And these facts further supported by HSE documents received by me under the Freedom of Information Act (FIA) which clarify that the situation from an HSE perspective was that the conditions in 2003 in the Brent Field had if anything worsened since 1999 and had further deteriorated by 2005.
It was also the HSE position, as discussed with David Bainbridge, in October 2003, that if they had been aware of the conditions prevailing on Brent Bravo in September 1999, and this is speculation, but still a reasonable probability that they would have at a minimum issued
· A notice prohibiting the continued operation of the test separator
· A notice prohibiting the continued use of firepumps to augment service water via a full bore connection to the seawater system
· Improvement notice to make more secure the management arrangements preventing explosion vents from the columns being impaired
· And, general improvement notices, change control, maintenance and the setting of performance criteria for safety equipment, improvements to control room procedures re the logging and prior approval of inhibits and overrides an on ad nauseam
· All this done request the Duty holder to assess the risks as to whether the installation could continue in full production and otherwise ensure the Duty Holder informs the safety representatives of its remedial actions to reduce risks on the installation to the original ALARP levels
One reason that the HSE were not aware was and I quote Mr. Bainbridge ‘is that their investigation into workforce concerns in September 1999, i.e. Touch F All et al, was incompetently handled by the HSE at that time’.
Culpability rested on the shoulders of the Shell Oil Director who did not revoke statements made on the 9th September, covered on TV, Radio and in Newspapers that Touch F All. He described workforce concerns re TFA as not a serious issue. His conversation is recorded on the BBC Scotland web site, the interviewer being Colin Wight of the BBC in Aberdeen.
On the morning of the 5th October and The 22nd October and at the PSMR presentation on the 22nd October the Oil Director was advised to revoke these statements but he did not. He was advised that not to do so would be greatly detrimental to Shell’s reputation, after the fact, as not to revoke the statements was unethical, immoral and potentially illegal.
Preamble – my prolonged engagement with Shell on these issues
On the constant use of the word allegation by Shell I think they will find in due course that they have been careless in its use. Some of the robust wording in the rebuttals, one assumes a knee jerk reaction from your crisis team, to get the boot in first, can not be justified.

#### Problem details:
Condense the paragraph of the Brent Bravo text that begins "On the morning of the 5th October" into a shorter version that keeps its main facts.

#### Records supplied:
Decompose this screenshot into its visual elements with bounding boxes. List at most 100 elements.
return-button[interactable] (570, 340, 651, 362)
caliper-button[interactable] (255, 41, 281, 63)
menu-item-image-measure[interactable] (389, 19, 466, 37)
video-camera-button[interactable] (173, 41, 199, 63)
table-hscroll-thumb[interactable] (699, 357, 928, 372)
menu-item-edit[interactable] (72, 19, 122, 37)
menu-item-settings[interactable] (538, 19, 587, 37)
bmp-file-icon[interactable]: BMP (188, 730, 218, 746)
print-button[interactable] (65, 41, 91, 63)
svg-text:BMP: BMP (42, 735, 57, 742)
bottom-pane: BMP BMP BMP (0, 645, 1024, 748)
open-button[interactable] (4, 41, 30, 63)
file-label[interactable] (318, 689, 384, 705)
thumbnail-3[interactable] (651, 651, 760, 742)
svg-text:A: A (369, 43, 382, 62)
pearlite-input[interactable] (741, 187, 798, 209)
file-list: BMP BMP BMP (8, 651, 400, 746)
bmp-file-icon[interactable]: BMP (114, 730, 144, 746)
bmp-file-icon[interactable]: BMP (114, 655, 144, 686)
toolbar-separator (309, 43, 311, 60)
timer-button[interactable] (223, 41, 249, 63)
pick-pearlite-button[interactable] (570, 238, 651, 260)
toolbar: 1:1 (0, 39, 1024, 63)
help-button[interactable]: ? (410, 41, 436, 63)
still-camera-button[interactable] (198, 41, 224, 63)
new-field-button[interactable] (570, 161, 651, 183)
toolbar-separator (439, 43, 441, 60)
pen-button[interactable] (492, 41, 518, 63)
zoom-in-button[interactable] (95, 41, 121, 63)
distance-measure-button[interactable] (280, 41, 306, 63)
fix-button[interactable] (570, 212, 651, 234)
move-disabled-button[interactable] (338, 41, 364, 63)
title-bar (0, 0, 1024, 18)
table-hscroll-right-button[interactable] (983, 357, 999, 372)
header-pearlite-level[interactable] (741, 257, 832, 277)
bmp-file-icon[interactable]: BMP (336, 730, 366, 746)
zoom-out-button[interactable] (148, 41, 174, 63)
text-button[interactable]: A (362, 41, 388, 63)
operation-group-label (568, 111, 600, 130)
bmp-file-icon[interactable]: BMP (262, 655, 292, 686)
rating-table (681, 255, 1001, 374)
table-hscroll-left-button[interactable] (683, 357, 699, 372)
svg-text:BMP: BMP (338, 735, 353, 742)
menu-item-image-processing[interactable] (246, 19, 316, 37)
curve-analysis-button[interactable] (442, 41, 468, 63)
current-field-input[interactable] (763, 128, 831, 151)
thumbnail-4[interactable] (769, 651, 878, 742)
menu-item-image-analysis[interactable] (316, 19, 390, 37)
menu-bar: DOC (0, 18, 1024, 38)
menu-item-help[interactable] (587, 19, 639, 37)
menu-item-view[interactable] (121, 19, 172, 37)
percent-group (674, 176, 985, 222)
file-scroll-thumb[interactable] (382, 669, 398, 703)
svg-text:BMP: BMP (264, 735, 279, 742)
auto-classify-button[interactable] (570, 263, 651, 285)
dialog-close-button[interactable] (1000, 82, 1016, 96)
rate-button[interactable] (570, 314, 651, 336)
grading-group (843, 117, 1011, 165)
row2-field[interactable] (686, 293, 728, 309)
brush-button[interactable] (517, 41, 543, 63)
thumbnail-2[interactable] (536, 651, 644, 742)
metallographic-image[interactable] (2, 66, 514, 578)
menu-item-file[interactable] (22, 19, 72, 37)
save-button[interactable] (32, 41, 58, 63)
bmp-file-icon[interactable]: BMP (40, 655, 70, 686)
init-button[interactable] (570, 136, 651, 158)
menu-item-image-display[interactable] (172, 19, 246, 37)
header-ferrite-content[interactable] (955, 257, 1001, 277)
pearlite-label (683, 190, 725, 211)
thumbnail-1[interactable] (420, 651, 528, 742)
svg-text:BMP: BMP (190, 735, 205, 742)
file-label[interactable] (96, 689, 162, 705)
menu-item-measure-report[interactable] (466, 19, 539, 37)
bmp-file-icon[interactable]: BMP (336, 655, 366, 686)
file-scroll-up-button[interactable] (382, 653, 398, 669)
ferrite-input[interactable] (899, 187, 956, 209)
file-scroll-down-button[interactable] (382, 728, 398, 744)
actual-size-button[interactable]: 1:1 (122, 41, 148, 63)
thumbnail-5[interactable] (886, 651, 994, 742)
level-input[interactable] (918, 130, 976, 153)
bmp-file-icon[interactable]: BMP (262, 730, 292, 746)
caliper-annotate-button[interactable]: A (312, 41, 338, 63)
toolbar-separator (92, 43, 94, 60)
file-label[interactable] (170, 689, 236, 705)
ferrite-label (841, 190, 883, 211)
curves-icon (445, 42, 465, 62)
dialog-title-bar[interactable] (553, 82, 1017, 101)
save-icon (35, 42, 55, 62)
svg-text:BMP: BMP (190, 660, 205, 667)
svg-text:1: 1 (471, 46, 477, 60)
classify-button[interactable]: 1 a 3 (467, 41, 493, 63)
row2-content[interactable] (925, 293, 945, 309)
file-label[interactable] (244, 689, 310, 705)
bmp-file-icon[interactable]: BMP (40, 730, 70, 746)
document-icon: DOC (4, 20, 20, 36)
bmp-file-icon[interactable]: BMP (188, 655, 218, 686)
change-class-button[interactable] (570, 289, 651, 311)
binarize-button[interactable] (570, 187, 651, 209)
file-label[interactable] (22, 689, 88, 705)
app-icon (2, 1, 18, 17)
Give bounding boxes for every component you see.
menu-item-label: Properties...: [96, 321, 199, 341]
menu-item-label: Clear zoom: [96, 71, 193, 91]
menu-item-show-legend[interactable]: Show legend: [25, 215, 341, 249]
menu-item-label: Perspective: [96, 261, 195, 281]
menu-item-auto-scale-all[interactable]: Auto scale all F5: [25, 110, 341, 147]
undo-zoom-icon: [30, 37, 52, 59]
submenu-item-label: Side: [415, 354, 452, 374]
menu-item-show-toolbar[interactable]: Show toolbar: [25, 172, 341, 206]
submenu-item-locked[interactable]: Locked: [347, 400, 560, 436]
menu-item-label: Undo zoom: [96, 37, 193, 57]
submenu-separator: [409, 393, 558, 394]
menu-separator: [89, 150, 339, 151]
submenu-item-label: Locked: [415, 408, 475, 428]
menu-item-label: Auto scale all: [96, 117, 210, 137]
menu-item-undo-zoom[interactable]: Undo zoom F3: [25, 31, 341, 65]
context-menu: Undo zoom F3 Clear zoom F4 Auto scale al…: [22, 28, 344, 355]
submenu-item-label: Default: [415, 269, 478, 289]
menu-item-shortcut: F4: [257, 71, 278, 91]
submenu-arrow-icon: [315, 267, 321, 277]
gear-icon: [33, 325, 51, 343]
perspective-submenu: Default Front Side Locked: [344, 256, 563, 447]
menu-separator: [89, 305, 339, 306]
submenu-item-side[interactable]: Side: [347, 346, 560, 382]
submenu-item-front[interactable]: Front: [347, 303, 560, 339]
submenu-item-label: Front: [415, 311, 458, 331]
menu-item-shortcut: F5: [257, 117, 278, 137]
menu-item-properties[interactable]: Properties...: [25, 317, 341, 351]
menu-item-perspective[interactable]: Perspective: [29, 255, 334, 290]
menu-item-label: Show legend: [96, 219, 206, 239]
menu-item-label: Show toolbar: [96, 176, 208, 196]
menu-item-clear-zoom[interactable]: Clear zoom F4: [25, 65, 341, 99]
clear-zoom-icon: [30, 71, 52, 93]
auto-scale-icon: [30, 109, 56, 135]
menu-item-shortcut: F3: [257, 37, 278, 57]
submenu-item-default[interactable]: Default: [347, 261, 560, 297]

#### The answer:
On the morning of October 5, on October 22, and at the PSMR presentation on October 22, the Oil Director was advised to revoke his statements but did not. He was warned that failing to do so would greatly damage Shell's reputation, because leaving them in place was unethical, immoral and potentially illegal.